Short task :: The records below are made of lines; count those holding the word "moon" and give the number only.

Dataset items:
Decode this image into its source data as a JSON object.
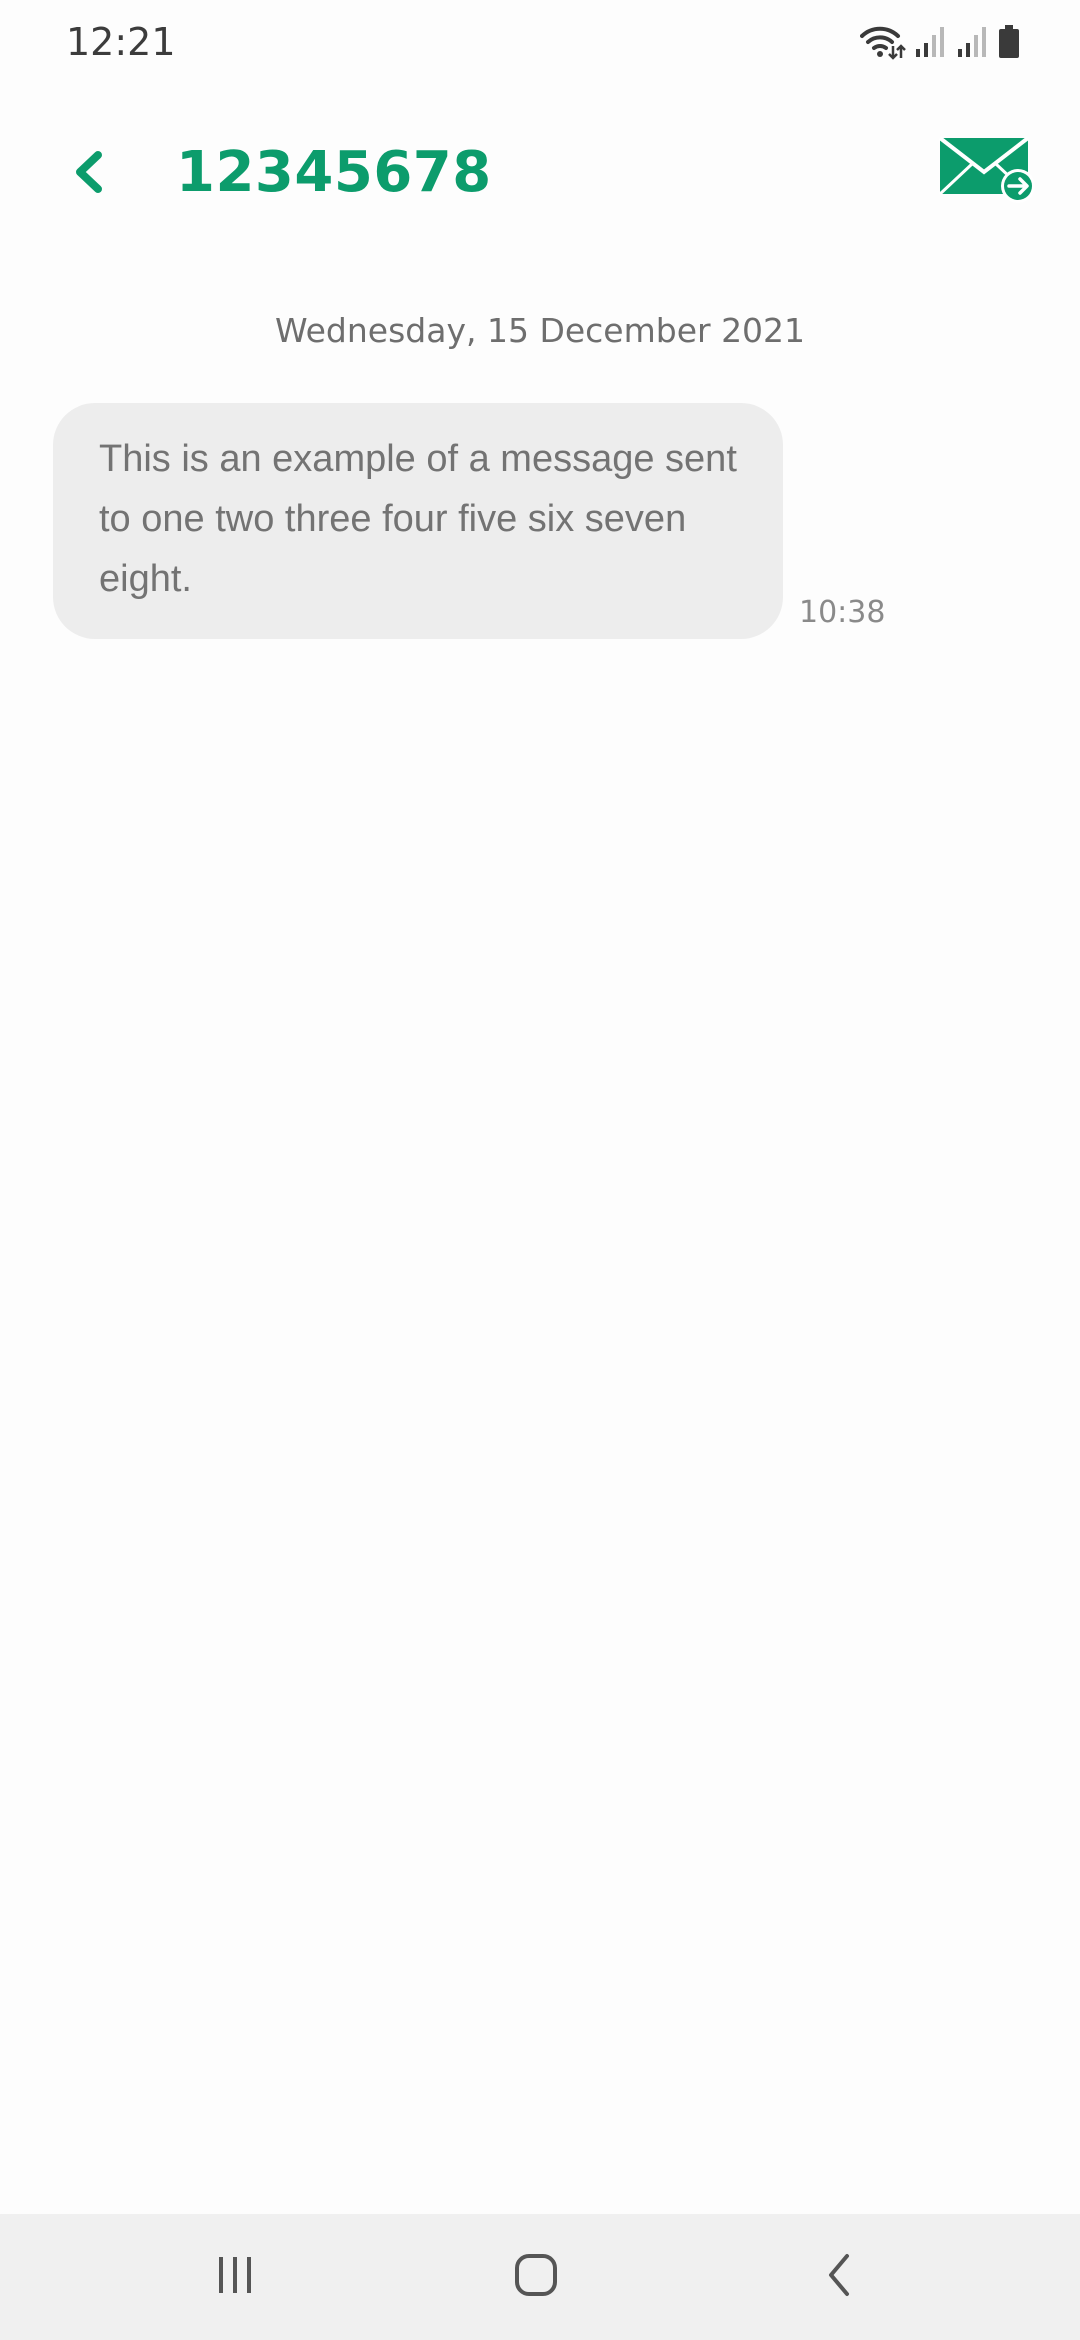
{
  "status_bar": {
    "time": "12:21",
    "icons": [
      "wifi-icon",
      "signal-icon",
      "signal-icon",
      "battery-icon"
    ]
  },
  "header": {
    "back_icon": "chevron-left-icon",
    "title": "12345678",
    "compose_icon": "mail-forward-icon"
  },
  "conversation": {
    "date": "Wednesday, 15 December 2021",
    "messages": [
      {
        "text": "This is an example of a message sent to one two three four five six seven eight.",
        "time": "10:38"
      }
    ]
  },
  "nav_bar": {
    "recents_icon": "recents-icon",
    "home_icon": "home-icon",
    "back_icon": "back-icon"
  },
  "colors": {
    "accent": "#0c9c6c",
    "bubble": "#ededed",
    "background": "#fdfdfd",
    "nav_bar": "#f0f0f0"
  }
}
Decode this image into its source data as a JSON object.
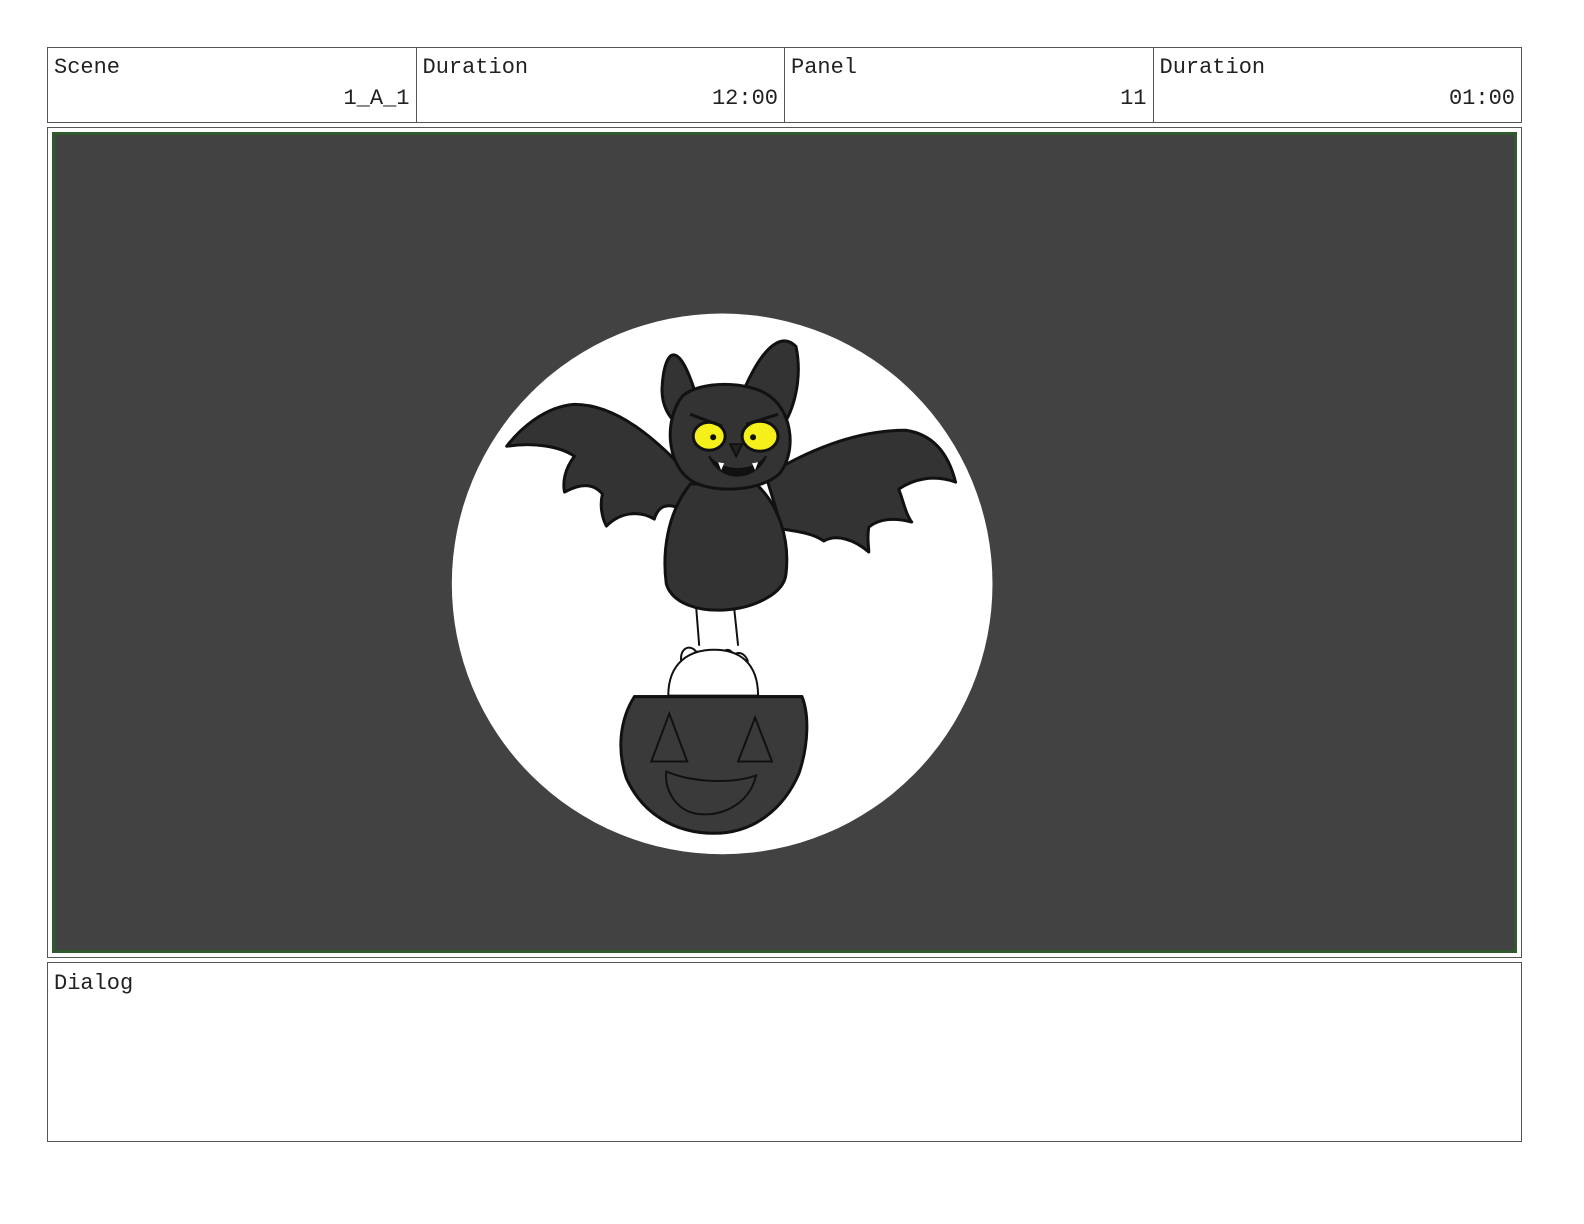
{
  "header": {
    "scene_label": "Scene",
    "scene_value": "1_A_1",
    "scene_duration_label": "Duration",
    "scene_duration_value": "12:00",
    "panel_label": "Panel",
    "panel_value": "11",
    "panel_duration_label": "Duration",
    "panel_duration_value": "01:00"
  },
  "dialog": {
    "label": "Dialog",
    "text": ""
  },
  "artwork": {
    "subject": "bat-holding-pumpkin-bucket-in-front-of-moon",
    "colors": {
      "background": "#424242",
      "frame_border": "#2e5a2e",
      "moon": "#ffffff",
      "bat_body": "#333333",
      "bat_eyes": "#f5ef1a",
      "pumpkin": "#3a3a3a"
    }
  }
}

Solution :: 2